> **Page**:
>>>>

23 Jan 2024

100+ civil society groups call for comprehensive changes to rights-threatening UN Cybercrime Convention

A collective of over 100 civil society organisations, including GPD, today issue a joint statement calling for urgent changes to the UN’s proposed Cybercrime Convention to avoid potentially disastrous impacts on human rights. 

The latest draft of the proposed Convention—which is set to enter its final negotiations next week—fails to address many significant human rights concerns raised by groups throughout its development process. 

In particular, the letter notes that the Convention: 

  • Is over-broad in the range of activities it requires states to criminalise, giving rise to the danger that the Convention will be used to criminalize legitimate online expression;
  • Fails to incorporate language sufficient to protect security researchers, whistleblowers, activists, and journalists from excessive criminalization, and ensure that activities conducted in the public interest are protected;
  • Contains insufficient references to states’ obligations under international human rights law, including the principles of non-discrimination, legality, legitimate purpose, necessity and proportionality, and fails to incorporate robust safeguards applicable to the whole Convention;
  • Lacks effective gender mainstreaming, providing inadequate protection against gender discrimination;
  • Proposes to create legal regimes to monitor, store, and allow cross-border sharing of information in manner that would undermine cybersecurity and infringe on international human rights law and standards, including the requirements for prior judicial authorisation;
  • Permits excessive information sharing for law enforcement cooperation, beyond the scope of specific criminal investigations and without specific, explicit data protection and human rights safeguards.

<<<<

> **Direction**:
Set down the passage from the UN Cybercrime Convention statement, from "A collective of" up to and including "on human rights.", with no changes.

> **Entries provided**:

>>>>

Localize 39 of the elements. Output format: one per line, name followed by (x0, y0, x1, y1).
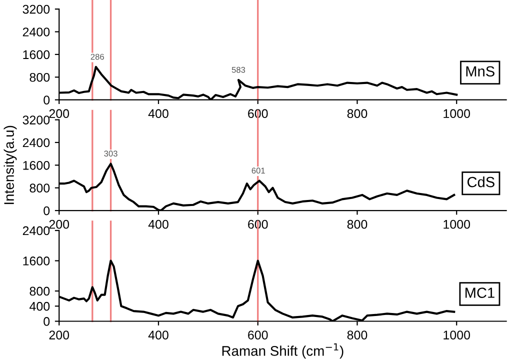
x-tick-label: 200 (49, 109, 70, 118)
y-tick-label: 800 (30, 184, 50, 193)
x-tick-label: 200 (49, 330, 70, 340)
y-axis-title: Intensity(a.u) (4, 126, 17, 204)
x-tick-label: 600 (248, 330, 268, 340)
series-label: MnS (466, 66, 494, 77)
x-axis-title: Raman Shift (cm$^{−1}$) (222, 343, 344, 359)
y-tick-label: 3200 (22, 4, 50, 14)
annotation: 303 (104, 150, 118, 157)
x-tick-label: 400 (148, 220, 168, 229)
series-label: MC1 (466, 288, 494, 298)
x-tick-label: 200 (49, 220, 70, 229)
annotation: 583 (232, 66, 246, 73)
y-tick-label: 400 (30, 302, 50, 311)
y-tick-label: 0 (44, 96, 50, 104)
series-label: CdS (467, 176, 494, 188)
y-tick-label: 2400 (22, 226, 50, 236)
x-tick-label: 400 (148, 109, 168, 118)
x-tick-label: 1000 (444, 220, 470, 229)
y-tick-label: 1600 (23, 50, 50, 60)
x-tick-label: 600 (248, 109, 268, 118)
y-tick-label: 800 (30, 286, 50, 296)
x-tick-label: 400 (148, 330, 168, 340)
y-tick-label: 2400 (22, 138, 50, 148)
y-tick-label: 1600 (23, 256, 50, 266)
x-tick-label: 800 (347, 330, 368, 340)
x-tick-label: 1000 (444, 330, 470, 340)
y-tick-label: 0 (44, 206, 50, 216)
annotation: 286 (90, 54, 104, 60)
y-tick-label: 0 (44, 317, 50, 326)
y-tick-label: 1600 (23, 160, 50, 170)
x-tick-label: 800 (347, 109, 368, 118)
y-tick-label: 3200 (22, 116, 50, 124)
x-tick-label: 800 (347, 220, 368, 229)
y-tick-label: 2400 (22, 28, 50, 36)
x-tick-label: 600 (248, 220, 268, 229)
y-tick-label: 800 (30, 72, 50, 82)
annotation: 601 (252, 168, 265, 174)
x-tick-label: 1000 (444, 109, 470, 118)
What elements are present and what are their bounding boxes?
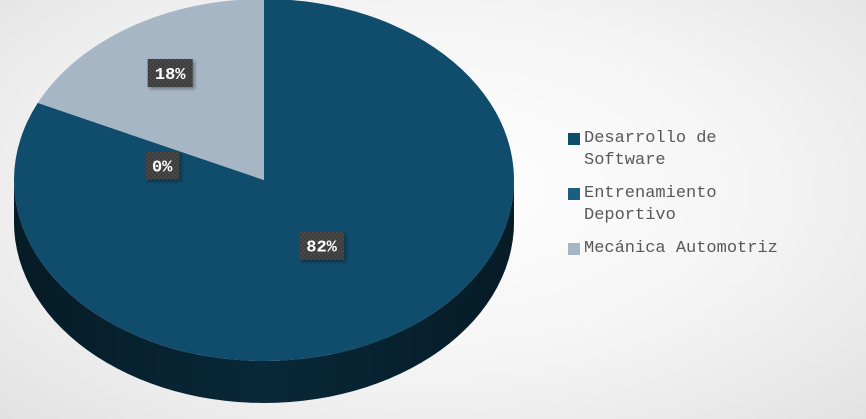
legend: Desarrollo de Software Entrenamiento Dep… [560,128,860,271]
legend-item: Entrenamiento Deportivo [560,183,860,227]
data-label-text: 0% [152,159,173,178]
legend-label: Desarrollo de Software [584,129,717,170]
pie-slice [37,0,264,180]
legend-swatch [568,188,580,200]
legend-item: Mecánica Automotriz [560,238,860,260]
data-label: 82% [299,231,345,260]
data-label: 18% [147,59,193,87]
legend-swatch [568,133,580,145]
pie-side-shade [14,180,514,403]
legend-item: Desarrollo de Software [560,128,860,172]
pie-data-labels: 82% 0% 18% [145,59,345,260]
data-label-box [299,231,345,260]
pie-slice [14,0,514,361]
data-label-text: 18% [155,66,186,85]
data-label-box [145,151,180,180]
legend-swatch [568,243,580,255]
data-label: 0% [145,151,180,180]
legend-label: Entrenamiento Deportivo [584,184,717,225]
data-label-box [147,59,193,87]
pie-sides [14,180,514,403]
legend-label: Mecánica Automotriz [584,239,778,258]
pie-slices [14,0,514,361]
data-label-text: 82% [306,239,337,258]
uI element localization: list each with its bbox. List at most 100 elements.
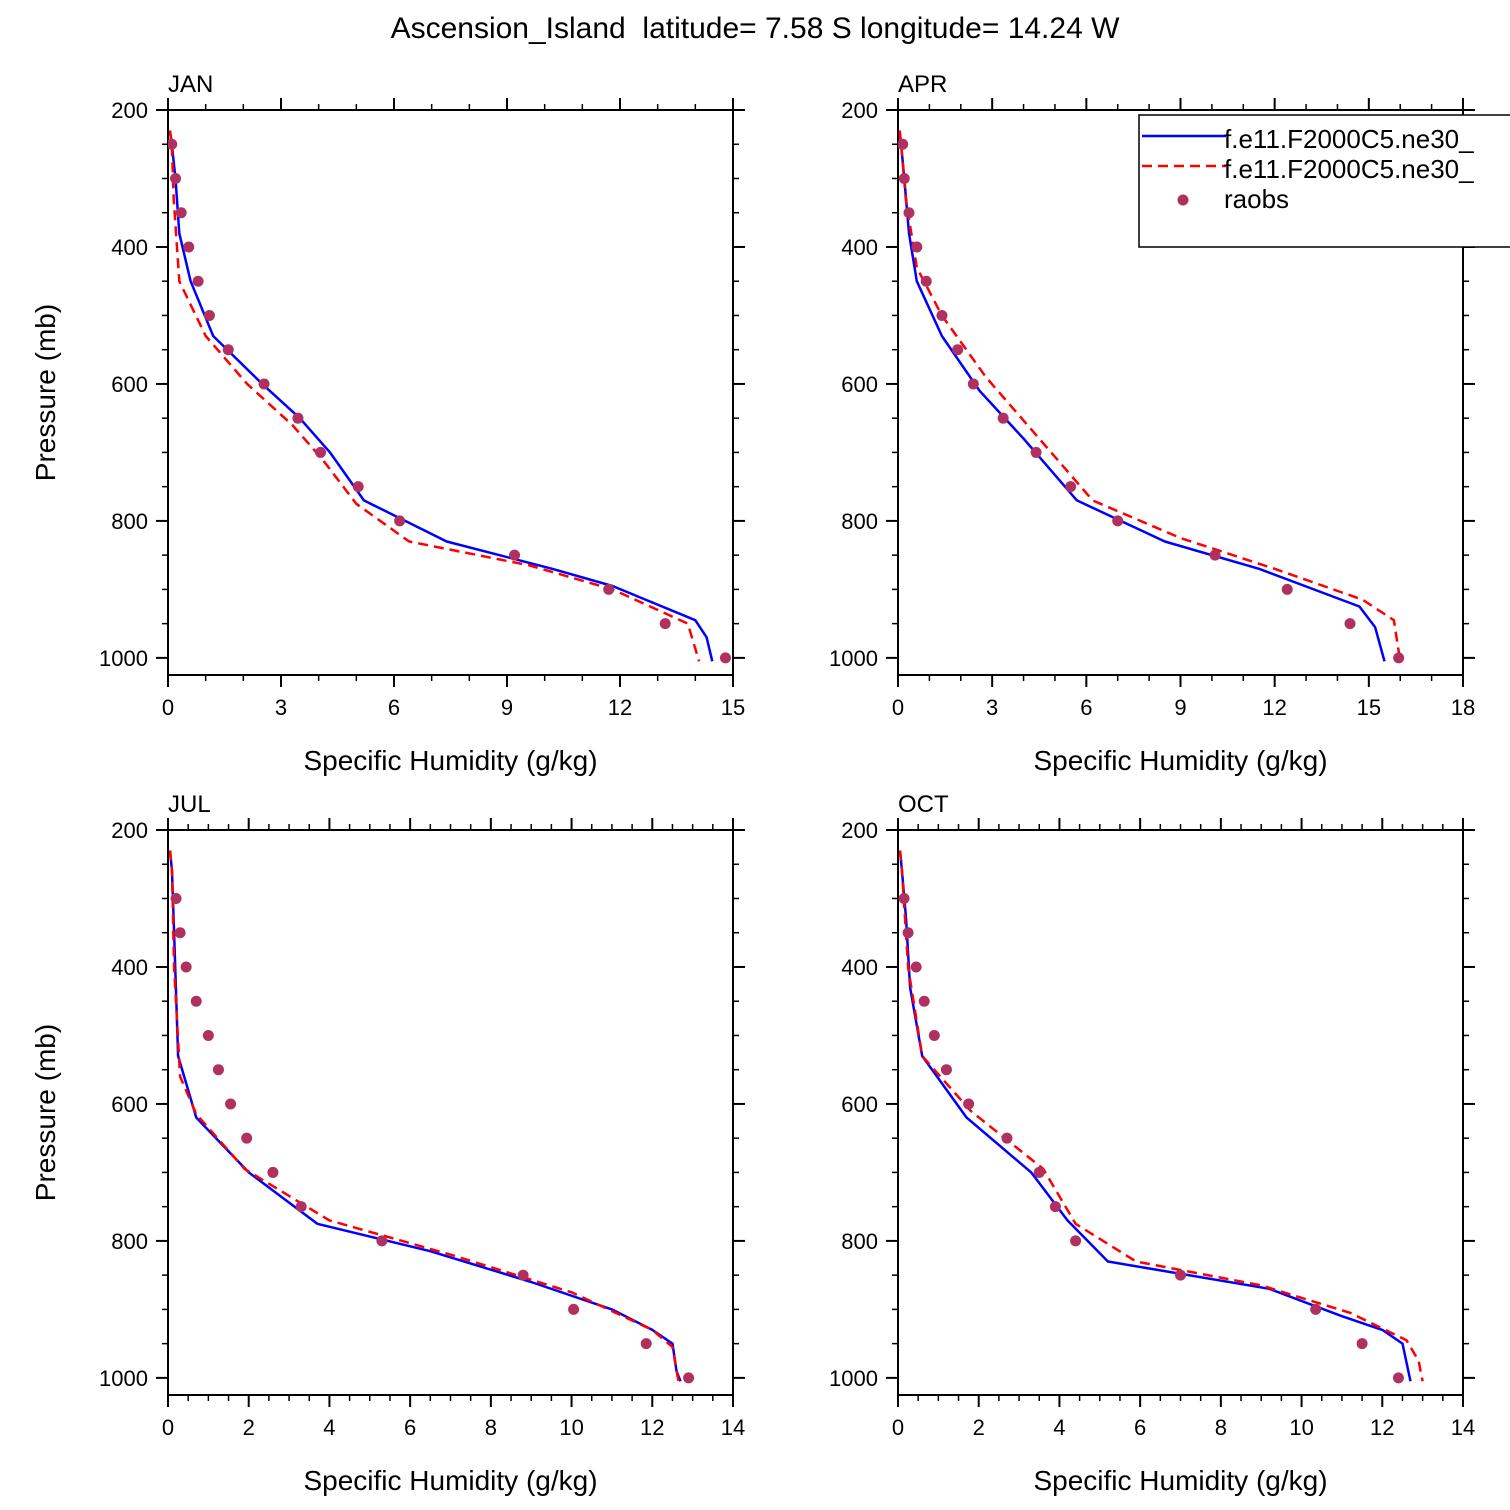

<<<<

> **Written answer**:
A collective of over 100 civil society organisations, including GPD, today issue a joint statement calling for urgent changes to the UN’s proposed Cybercrime Convention to avoid potentially disastrous impacts on human rights.